Pictures aside, repeat every entry exactly.

Figure record extracts
[start]

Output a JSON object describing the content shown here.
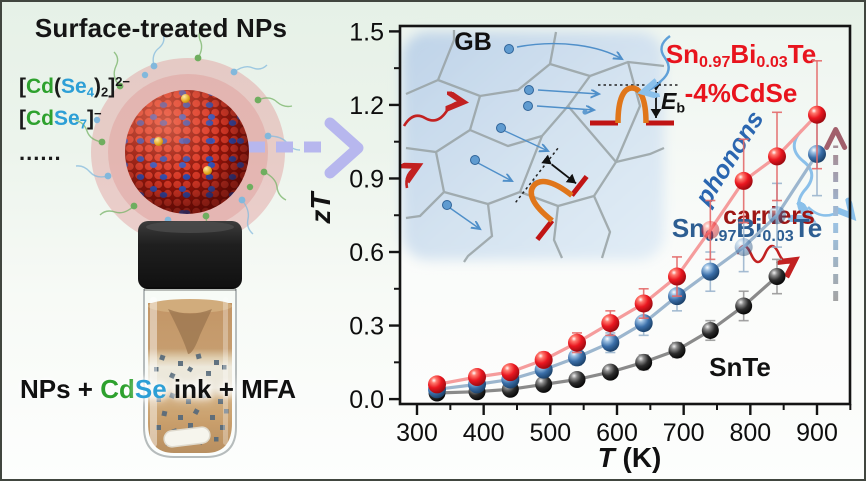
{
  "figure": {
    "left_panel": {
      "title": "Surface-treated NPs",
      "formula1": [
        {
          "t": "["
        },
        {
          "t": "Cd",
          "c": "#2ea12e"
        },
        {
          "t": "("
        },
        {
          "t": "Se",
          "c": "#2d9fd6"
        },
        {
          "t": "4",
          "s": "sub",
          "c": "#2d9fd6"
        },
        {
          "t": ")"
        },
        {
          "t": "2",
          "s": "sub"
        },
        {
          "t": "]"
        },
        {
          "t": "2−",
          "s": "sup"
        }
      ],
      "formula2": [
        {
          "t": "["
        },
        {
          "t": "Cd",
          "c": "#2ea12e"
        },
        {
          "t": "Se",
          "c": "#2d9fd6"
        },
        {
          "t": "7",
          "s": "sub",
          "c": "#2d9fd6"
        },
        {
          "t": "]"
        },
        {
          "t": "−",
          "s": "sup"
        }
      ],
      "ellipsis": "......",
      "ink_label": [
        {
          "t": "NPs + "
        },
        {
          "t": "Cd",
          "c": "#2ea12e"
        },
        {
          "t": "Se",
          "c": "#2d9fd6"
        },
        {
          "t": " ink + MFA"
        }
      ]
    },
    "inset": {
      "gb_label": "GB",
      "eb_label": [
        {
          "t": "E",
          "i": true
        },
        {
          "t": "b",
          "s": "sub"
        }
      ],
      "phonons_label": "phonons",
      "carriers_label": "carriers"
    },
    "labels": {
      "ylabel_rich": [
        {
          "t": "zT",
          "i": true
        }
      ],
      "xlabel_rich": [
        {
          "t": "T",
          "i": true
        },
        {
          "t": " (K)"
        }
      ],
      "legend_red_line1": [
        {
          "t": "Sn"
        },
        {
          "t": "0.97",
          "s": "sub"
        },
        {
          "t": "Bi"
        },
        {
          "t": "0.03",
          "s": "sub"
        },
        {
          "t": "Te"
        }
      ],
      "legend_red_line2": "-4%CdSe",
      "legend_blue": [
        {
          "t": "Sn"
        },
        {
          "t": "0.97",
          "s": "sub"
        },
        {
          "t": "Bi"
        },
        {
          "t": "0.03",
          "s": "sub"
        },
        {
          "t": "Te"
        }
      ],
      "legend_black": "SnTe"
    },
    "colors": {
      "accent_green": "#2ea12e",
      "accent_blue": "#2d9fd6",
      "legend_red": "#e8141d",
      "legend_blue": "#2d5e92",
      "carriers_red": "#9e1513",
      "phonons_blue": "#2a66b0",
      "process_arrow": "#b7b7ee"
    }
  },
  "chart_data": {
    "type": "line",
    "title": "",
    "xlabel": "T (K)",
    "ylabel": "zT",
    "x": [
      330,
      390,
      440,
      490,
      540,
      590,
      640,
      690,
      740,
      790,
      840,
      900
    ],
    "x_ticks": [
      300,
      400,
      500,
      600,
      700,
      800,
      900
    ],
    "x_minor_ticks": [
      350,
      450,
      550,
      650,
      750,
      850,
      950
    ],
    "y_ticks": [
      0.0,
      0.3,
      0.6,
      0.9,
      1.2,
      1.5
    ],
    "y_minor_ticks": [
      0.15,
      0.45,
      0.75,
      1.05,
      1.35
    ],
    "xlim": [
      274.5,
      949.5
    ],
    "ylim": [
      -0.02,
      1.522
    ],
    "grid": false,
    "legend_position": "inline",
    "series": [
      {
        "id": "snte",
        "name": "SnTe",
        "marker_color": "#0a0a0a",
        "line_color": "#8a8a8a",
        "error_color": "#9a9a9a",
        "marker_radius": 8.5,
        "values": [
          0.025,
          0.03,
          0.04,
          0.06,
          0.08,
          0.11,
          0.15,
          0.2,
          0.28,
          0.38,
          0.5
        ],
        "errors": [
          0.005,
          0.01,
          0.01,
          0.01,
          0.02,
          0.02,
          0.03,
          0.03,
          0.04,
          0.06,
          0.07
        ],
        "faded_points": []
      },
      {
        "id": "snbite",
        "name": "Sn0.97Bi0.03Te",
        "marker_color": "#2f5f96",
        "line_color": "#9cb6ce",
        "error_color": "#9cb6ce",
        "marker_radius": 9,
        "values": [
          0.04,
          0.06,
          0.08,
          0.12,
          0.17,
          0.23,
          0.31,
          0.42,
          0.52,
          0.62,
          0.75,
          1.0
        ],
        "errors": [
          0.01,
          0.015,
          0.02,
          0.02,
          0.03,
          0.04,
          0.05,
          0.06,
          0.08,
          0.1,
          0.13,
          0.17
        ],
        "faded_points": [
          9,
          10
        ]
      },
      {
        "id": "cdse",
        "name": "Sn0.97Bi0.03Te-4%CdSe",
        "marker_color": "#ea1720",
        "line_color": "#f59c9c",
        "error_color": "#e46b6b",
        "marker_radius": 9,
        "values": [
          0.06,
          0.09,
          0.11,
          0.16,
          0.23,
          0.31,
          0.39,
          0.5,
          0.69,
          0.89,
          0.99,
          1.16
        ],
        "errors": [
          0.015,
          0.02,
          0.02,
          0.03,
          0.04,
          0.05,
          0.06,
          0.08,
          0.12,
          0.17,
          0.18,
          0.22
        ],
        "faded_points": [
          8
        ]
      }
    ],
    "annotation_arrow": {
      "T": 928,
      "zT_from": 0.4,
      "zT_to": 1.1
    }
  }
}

[end]

Output for this exercise ::
Output a JSON object describing the content shown here.
{
  "figure": {
    "left_panel": {
      "title": "Surface-treated NPs",
      "formula1": [
        {
          "t": "["
        },
        {
          "t": "Cd",
          "c": "#2ea12e"
        },
        {
          "t": "("
        },
        {
          "t": "Se",
          "c": "#2d9fd6"
        },
        {
          "t": "4",
          "s": "sub",
          "c": "#2d9fd6"
        },
        {
          "t": ")"
        },
        {
          "t": "2",
          "s": "sub"
        },
        {
          "t": "]"
        },
        {
          "t": "2−",
          "s": "sup"
        }
      ],
      "formula2": [
        {
          "t": "["
        },
        {
          "t": "Cd",
          "c": "#2ea12e"
        },
        {
          "t": "Se",
          "c": "#2d9fd6"
        },
        {
          "t": "7",
          "s": "sub",
          "c": "#2d9fd6"
        },
        {
          "t": "]"
        },
        {
          "t": "−",
          "s": "sup"
        }
      ],
      "ellipsis": "......",
      "ink_label": [
        {
          "t": "NPs + "
        },
        {
          "t": "Cd",
          "c": "#2ea12e"
        },
        {
          "t": "Se",
          "c": "#2d9fd6"
        },
        {
          "t": " ink + MFA"
        }
      ]
    },
    "inset": {
      "gb_label": "GB",
      "eb_label": [
        {
          "t": "E",
          "i": true
        },
        {
          "t": "b",
          "s": "sub"
        }
      ],
      "phonons_label": "phonons",
      "carriers_label": "carriers"
    },
    "labels": {
      "ylabel_rich": [
        {
          "t": "zT",
          "i": true
        }
      ],
      "xlabel_rich": [
        {
          "t": "T",
          "i": true
        },
        {
          "t": " (K)"
        }
      ],
      "legend_red_line1": [
        {
          "t": "Sn"
        },
        {
          "t": "0.97",
          "s": "sub"
        },
        {
          "t": "Bi"
        },
        {
          "t": "0.03",
          "s": "sub"
        },
        {
          "t": "Te"
        }
      ],
      "legend_red_line2": "-4%CdSe",
      "legend_blue": [
        {
          "t": "Sn"
        },
        {
          "t": "0.97",
          "s": "sub"
        },
        {
          "t": "Bi"
        },
        {
          "t": "0.03",
          "s": "sub"
        },
        {
          "t": "Te"
        }
      ],
      "legend_black": "SnTe"
    },
    "colors": {
      "accent_green": "#2ea12e",
      "accent_blue": "#2d9fd6",
      "legend_red": "#e8141d",
      "legend_blue": "#2d5e92",
      "carriers_red": "#9e1513",
      "phonons_blue": "#2a66b0",
      "process_arrow": "#b7b7ee"
    }
  },
  "chart_data": {
    "type": "line",
    "title": "",
    "xlabel": "T (K)",
    "ylabel": "zT",
    "x": [
      330,
      390,
      440,
      490,
      540,
      590,
      640,
      690,
      740,
      790,
      840,
      900
    ],
    "x_ticks": [
      300,
      400,
      500,
      600,
      700,
      800,
      900
    ],
    "x_minor_ticks": [
      350,
      450,
      550,
      650,
      750,
      850,
      950
    ],
    "y_ticks": [
      0.0,
      0.3,
      0.6,
      0.9,
      1.2,
      1.5
    ],
    "y_minor_ticks": [
      0.15,
      0.45,
      0.75,
      1.05,
      1.35
    ],
    "xlim": [
      274.5,
      949.5
    ],
    "ylim": [
      -0.02,
      1.522
    ],
    "grid": false,
    "legend_position": "inline",
    "series": [
      {
        "id": "snte",
        "name": "SnTe",
        "marker_color": "#0a0a0a",
        "line_color": "#8a8a8a",
        "error_color": "#9a9a9a",
        "marker_radius": 8.5,
        "values": [
          0.025,
          0.03,
          0.04,
          0.06,
          0.08,
          0.11,
          0.15,
          0.2,
          0.28,
          0.38,
          0.5
        ],
        "errors": [
          0.005,
          0.01,
          0.01,
          0.01,
          0.02,
          0.02,
          0.03,
          0.03,
          0.04,
          0.06,
          0.07
        ],
        "faded_points": []
      },
      {
        "id": "snbite",
        "name": "Sn0.97Bi0.03Te",
        "marker_color": "#2f5f96",
        "line_color": "#9cb6ce",
        "error_color": "#9cb6ce",
        "marker_radius": 9,
        "values": [
          0.04,
          0.06,
          0.08,
          0.12,
          0.17,
          0.23,
          0.31,
          0.42,
          0.52,
          0.62,
          0.75,
          1.0
        ],
        "errors": [
          0.01,
          0.015,
          0.02,
          0.02,
          0.03,
          0.04,
          0.05,
          0.06,
          0.08,
          0.1,
          0.13,
          0.17
        ],
        "faded_points": [
          9,
          10
        ]
      },
      {
        "id": "cdse",
        "name": "Sn0.97Bi0.03Te-4%CdSe",
        "marker_color": "#ea1720",
        "line_color": "#f59c9c",
        "error_color": "#e46b6b",
        "marker_radius": 9,
        "values": [
          0.06,
          0.09,
          0.11,
          0.16,
          0.23,
          0.31,
          0.39,
          0.5,
          0.69,
          0.89,
          0.99,
          1.16
        ],
        "errors": [
          0.015,
          0.02,
          0.02,
          0.03,
          0.04,
          0.05,
          0.06,
          0.08,
          0.12,
          0.17,
          0.18,
          0.22
        ],
        "faded_points": [
          8
        ]
      }
    ],
    "annotation_arrow": {
      "T": 928,
      "zT_from": 0.4,
      "zT_to": 1.1
    }
  }
}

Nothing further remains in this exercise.